** begin Stored records **

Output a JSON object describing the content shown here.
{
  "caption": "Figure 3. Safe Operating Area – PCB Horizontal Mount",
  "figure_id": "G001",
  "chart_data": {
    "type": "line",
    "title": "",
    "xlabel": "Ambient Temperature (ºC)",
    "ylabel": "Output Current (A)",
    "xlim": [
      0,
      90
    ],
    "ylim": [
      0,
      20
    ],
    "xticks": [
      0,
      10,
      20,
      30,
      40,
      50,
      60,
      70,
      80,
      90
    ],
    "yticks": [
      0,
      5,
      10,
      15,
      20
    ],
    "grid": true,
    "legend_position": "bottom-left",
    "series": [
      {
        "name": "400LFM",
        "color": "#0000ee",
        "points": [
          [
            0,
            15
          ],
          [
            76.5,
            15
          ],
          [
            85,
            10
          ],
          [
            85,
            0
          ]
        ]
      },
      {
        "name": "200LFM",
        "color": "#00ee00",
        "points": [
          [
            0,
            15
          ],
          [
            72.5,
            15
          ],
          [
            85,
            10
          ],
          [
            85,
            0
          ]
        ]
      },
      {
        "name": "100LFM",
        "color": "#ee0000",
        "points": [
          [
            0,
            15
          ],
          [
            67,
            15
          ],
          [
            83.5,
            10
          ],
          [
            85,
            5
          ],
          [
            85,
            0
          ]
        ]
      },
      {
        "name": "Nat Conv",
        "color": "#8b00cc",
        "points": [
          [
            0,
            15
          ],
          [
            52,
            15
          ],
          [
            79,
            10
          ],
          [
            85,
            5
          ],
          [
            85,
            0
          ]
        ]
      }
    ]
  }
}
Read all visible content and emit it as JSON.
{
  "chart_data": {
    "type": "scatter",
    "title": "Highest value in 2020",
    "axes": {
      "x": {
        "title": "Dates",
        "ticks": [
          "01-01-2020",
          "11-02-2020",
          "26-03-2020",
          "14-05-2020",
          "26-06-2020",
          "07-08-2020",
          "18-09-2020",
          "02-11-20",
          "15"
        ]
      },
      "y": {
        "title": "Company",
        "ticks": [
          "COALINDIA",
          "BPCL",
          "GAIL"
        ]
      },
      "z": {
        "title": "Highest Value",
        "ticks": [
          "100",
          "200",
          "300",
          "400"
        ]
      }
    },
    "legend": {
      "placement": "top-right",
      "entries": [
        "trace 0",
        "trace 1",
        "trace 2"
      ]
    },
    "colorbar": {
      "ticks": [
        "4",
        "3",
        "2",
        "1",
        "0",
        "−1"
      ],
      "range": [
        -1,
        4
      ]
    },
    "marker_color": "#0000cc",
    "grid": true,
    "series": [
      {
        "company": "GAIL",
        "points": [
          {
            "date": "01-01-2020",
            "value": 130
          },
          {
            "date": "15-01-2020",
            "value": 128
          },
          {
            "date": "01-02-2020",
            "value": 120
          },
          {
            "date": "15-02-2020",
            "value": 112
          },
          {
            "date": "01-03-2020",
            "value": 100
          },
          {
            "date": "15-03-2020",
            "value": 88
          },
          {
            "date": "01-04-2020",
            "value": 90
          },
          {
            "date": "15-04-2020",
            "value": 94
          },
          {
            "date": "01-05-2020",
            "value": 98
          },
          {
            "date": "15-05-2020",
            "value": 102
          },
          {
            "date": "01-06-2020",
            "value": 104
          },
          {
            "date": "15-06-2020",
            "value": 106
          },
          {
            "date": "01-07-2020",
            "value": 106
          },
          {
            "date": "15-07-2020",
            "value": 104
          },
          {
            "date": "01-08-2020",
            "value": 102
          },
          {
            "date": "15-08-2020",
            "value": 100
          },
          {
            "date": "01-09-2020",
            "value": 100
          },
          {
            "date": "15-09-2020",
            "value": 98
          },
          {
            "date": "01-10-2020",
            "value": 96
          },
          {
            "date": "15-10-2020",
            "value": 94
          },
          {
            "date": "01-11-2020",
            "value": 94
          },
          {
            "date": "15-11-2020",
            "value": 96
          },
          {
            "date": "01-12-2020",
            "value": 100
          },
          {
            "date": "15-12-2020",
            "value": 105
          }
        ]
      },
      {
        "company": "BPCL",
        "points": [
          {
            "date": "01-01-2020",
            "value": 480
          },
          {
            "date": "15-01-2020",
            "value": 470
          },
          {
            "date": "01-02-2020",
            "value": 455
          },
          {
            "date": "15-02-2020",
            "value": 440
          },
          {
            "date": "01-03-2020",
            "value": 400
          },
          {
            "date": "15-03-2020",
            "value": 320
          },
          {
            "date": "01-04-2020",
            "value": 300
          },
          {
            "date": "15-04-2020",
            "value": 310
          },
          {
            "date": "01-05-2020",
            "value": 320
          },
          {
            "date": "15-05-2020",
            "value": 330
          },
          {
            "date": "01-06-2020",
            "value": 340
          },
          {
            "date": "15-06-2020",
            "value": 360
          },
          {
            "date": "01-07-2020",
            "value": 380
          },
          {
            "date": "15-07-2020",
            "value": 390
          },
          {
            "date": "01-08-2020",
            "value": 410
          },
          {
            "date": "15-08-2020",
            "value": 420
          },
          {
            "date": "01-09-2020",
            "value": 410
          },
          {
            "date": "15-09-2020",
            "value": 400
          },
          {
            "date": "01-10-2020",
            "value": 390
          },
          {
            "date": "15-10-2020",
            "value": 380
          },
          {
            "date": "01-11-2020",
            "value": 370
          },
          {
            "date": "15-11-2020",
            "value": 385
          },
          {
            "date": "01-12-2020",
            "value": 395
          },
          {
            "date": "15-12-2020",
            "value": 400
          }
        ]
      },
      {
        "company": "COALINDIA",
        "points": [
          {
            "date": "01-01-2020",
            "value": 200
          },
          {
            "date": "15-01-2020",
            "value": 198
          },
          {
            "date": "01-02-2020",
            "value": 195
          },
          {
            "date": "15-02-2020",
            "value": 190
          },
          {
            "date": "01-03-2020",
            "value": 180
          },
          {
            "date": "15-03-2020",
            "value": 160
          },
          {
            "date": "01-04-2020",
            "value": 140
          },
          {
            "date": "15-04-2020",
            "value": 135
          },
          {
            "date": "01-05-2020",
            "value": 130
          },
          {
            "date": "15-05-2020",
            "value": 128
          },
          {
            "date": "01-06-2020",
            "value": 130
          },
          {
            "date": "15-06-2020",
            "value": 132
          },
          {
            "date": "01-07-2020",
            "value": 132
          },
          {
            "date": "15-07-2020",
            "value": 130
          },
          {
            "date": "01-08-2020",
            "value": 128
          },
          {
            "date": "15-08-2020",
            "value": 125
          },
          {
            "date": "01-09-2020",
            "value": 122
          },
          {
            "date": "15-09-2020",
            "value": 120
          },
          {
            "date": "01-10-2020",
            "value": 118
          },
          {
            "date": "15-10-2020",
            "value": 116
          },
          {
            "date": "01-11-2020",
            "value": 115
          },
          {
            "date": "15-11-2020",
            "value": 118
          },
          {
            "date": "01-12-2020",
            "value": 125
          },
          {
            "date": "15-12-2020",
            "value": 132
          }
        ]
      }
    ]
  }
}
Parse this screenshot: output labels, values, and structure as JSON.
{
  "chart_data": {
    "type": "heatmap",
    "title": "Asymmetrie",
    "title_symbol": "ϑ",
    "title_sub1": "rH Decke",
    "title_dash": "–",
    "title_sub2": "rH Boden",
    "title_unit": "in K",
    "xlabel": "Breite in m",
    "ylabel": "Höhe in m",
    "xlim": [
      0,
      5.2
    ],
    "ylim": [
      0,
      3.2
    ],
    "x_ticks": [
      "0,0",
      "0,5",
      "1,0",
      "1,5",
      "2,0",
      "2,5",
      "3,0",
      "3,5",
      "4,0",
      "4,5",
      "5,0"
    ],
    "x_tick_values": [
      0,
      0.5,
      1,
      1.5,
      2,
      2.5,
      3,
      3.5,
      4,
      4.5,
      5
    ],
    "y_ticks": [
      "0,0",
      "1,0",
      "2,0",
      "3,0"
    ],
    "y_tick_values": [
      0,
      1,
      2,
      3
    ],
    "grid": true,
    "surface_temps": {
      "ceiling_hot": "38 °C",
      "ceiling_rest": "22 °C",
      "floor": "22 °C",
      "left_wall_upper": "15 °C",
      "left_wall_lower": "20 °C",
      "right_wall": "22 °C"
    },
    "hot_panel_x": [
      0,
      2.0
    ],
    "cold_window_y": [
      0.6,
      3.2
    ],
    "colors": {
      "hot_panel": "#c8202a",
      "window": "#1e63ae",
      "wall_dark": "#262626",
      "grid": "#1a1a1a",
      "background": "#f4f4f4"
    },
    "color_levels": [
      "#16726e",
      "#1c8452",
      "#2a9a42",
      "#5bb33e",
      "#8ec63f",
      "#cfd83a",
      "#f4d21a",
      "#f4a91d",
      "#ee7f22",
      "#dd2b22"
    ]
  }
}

** end Stored records **

Find the number of lines in which the word "xlabel" occurs, and write nothing but that number.

2